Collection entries
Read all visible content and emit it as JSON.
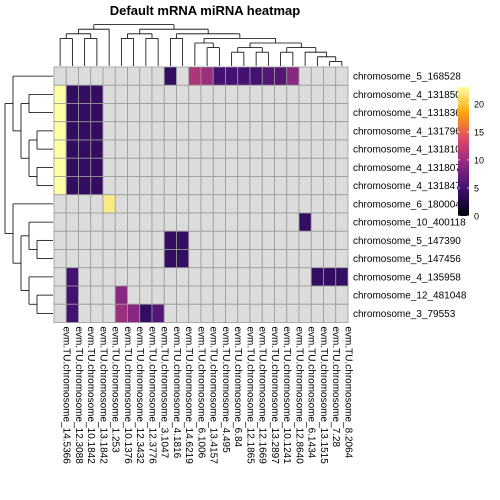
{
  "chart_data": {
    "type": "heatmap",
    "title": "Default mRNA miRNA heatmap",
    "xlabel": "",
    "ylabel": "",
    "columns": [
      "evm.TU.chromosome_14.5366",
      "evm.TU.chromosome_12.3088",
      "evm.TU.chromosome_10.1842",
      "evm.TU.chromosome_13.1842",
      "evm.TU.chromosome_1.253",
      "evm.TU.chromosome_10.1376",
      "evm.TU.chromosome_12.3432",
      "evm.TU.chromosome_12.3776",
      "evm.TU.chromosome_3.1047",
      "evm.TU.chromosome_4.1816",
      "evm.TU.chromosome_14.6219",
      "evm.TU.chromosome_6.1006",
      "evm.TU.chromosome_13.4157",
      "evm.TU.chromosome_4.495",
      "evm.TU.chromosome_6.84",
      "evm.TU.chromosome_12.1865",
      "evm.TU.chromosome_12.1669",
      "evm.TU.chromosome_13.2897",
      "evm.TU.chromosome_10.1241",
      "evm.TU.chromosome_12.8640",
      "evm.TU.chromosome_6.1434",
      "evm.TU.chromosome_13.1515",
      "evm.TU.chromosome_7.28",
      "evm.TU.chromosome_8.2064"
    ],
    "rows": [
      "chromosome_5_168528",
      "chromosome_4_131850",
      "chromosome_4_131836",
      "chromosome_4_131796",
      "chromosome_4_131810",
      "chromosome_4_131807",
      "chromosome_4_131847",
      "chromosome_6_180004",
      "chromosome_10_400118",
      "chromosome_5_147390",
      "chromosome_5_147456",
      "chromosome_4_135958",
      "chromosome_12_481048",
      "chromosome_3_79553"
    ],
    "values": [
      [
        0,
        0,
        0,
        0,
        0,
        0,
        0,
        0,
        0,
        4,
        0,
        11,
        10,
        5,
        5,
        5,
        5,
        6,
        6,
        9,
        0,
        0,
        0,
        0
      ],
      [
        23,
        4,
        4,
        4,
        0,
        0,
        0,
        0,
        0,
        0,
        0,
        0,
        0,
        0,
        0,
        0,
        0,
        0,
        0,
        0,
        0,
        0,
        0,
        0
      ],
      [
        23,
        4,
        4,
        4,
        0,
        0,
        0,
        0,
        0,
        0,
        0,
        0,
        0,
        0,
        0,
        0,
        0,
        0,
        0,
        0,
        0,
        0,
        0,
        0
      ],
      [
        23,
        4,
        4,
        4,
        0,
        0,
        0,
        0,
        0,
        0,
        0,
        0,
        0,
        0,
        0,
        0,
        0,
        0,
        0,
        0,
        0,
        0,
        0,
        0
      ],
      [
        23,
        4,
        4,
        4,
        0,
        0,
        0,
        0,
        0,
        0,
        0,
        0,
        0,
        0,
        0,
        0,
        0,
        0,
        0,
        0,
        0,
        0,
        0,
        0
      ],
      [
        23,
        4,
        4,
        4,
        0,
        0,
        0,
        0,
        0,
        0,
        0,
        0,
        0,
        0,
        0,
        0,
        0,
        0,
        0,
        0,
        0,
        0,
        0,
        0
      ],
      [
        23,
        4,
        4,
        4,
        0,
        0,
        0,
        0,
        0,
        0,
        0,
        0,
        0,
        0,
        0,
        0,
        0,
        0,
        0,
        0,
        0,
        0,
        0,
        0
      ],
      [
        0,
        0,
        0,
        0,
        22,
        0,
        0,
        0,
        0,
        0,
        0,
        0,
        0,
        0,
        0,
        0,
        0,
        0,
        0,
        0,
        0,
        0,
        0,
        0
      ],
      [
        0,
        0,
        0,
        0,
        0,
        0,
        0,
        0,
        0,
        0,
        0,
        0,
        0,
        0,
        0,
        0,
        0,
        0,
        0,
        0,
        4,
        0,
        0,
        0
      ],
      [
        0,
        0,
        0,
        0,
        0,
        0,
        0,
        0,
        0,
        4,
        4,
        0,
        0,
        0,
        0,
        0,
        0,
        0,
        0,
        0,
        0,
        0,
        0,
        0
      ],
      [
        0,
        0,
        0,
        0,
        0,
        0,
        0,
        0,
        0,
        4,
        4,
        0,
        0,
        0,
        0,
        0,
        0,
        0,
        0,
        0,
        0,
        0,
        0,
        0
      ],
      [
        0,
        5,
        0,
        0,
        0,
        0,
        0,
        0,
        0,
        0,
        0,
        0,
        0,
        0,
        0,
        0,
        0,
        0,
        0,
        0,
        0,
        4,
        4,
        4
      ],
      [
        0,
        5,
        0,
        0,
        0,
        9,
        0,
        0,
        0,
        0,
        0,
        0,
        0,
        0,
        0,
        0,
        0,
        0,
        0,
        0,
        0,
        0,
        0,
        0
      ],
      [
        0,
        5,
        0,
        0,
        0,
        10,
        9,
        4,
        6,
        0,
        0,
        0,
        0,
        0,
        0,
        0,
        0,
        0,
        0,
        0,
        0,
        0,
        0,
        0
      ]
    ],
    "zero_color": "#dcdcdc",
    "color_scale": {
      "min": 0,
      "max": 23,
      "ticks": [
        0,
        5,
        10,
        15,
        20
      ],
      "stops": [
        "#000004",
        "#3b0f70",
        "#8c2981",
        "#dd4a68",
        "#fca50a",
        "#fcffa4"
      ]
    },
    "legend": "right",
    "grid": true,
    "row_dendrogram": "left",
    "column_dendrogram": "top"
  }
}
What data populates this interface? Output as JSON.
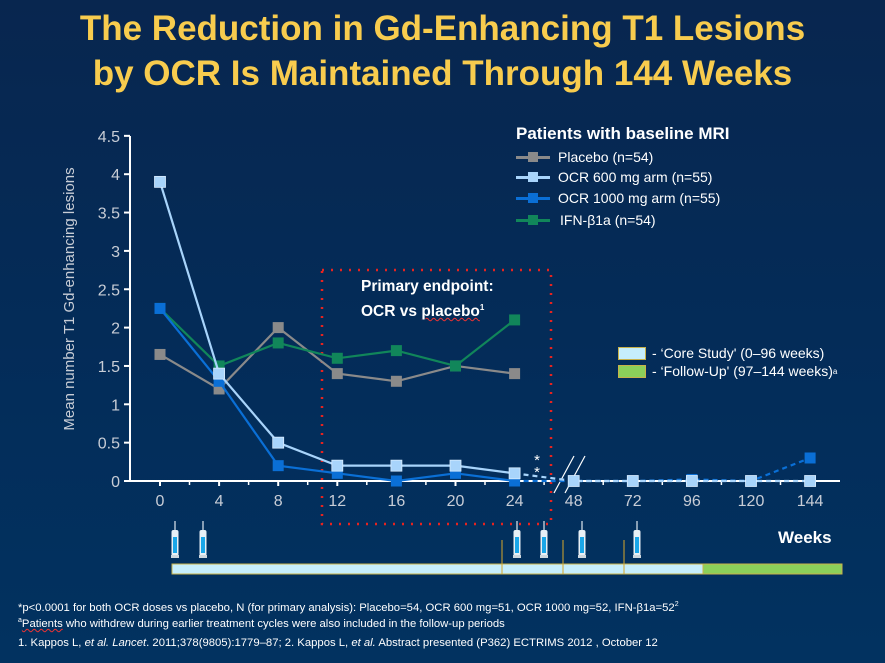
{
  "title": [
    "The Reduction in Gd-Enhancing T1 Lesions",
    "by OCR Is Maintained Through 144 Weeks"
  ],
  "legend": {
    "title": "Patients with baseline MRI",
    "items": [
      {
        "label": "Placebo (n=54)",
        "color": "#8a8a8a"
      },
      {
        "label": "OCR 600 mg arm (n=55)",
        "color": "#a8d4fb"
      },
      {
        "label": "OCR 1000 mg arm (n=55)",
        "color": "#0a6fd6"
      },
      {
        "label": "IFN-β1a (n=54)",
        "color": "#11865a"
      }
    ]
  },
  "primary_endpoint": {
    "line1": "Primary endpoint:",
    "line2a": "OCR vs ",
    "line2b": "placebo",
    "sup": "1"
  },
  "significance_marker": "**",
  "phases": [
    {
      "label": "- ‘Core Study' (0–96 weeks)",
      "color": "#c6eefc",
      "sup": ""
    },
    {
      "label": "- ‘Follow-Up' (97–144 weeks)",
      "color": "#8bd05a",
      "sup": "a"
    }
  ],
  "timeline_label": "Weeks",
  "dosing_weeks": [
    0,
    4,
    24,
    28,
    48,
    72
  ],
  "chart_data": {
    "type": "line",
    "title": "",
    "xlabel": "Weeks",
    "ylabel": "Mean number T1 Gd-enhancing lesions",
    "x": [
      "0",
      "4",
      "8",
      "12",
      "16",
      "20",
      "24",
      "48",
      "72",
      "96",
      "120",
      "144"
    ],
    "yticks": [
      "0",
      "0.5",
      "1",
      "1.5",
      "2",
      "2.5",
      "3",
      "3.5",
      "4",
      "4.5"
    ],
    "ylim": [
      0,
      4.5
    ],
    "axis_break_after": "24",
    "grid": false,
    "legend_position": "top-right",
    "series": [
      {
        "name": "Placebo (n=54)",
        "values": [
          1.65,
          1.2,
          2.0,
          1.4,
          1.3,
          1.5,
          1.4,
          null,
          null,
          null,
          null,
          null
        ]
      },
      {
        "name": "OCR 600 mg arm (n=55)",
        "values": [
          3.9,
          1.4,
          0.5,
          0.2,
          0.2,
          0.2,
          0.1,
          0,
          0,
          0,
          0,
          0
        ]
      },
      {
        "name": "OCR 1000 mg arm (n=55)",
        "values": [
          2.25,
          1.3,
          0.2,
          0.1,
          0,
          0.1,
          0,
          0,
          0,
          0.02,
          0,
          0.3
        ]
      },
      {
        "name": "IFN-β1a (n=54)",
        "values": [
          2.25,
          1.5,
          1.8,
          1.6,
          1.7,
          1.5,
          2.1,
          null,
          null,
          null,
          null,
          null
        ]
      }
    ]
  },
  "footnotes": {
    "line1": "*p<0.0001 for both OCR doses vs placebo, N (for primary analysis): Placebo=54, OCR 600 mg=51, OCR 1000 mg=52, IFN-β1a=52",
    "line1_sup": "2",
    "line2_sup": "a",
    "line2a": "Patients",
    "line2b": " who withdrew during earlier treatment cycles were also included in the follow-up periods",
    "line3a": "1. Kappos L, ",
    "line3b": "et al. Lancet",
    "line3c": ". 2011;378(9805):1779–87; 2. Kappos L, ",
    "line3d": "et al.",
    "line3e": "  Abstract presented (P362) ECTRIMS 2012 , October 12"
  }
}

* * *

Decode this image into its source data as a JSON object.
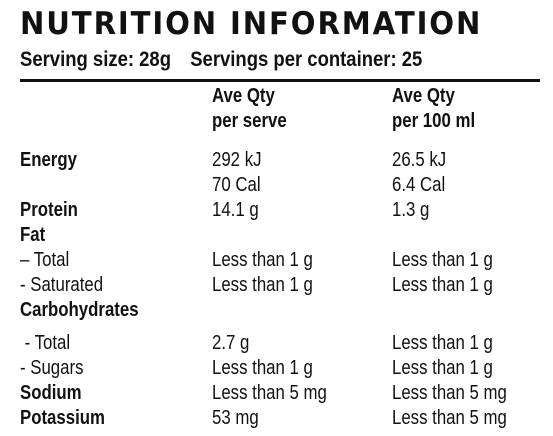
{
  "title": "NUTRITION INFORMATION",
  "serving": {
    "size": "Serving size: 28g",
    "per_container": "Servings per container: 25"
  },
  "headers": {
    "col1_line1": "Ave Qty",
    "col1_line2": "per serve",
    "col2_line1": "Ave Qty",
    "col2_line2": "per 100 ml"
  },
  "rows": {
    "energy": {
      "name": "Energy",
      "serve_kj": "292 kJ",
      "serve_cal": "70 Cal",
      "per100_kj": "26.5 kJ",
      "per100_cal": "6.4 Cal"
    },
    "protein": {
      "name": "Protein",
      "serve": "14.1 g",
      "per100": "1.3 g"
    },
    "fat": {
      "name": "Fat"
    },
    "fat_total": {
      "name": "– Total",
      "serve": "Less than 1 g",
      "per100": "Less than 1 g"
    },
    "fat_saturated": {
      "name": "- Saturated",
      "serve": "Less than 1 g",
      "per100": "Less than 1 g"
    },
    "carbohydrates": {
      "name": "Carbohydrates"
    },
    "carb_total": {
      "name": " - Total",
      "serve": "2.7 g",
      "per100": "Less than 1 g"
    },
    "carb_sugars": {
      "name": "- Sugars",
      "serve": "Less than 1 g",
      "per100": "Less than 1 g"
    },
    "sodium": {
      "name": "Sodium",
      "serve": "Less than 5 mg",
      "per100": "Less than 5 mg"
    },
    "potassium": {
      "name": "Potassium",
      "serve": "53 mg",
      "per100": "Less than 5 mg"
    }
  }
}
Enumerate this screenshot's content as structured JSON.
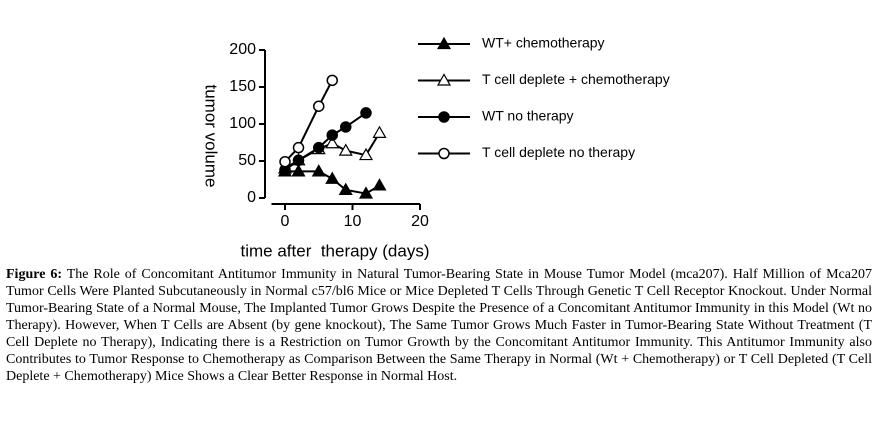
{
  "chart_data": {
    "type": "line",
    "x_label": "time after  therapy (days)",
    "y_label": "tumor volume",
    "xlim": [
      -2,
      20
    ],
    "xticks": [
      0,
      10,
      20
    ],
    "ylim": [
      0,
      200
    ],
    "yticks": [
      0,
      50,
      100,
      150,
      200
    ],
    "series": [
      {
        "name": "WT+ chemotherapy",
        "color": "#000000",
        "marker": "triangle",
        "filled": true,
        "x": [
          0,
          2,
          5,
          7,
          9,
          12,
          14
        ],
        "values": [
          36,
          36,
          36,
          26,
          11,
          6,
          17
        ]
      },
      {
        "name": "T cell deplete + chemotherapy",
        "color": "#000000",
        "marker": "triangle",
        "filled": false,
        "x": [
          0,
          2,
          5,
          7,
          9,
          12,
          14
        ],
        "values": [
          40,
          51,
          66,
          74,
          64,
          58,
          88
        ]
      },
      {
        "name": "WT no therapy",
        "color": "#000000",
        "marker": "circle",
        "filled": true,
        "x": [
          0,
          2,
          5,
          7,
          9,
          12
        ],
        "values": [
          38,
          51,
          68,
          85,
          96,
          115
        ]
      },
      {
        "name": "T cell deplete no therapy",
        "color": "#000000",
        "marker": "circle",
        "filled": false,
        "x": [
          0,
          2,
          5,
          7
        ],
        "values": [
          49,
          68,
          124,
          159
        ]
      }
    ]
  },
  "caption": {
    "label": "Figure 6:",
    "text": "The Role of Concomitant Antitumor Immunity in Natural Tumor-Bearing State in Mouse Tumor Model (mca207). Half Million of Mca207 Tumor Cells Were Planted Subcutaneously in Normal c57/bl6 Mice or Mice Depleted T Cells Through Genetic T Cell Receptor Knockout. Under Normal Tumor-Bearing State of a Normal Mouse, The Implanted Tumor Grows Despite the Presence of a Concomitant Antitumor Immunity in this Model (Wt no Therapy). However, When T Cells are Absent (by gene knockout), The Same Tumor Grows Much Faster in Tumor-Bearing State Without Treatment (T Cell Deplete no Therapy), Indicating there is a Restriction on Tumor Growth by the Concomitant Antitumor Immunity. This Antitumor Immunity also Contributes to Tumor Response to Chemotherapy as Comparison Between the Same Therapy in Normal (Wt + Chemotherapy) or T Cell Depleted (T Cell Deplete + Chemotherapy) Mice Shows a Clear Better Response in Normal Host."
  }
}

◆ Exercise details:
Where the word "Kappos" occurs in a line of the records, copy that line.

◆ Expected answer:
    "line3a": "1. Kappos L, ",
    "line3c": ". 2011;378(9805):1779–87; 2. Kappos L, ",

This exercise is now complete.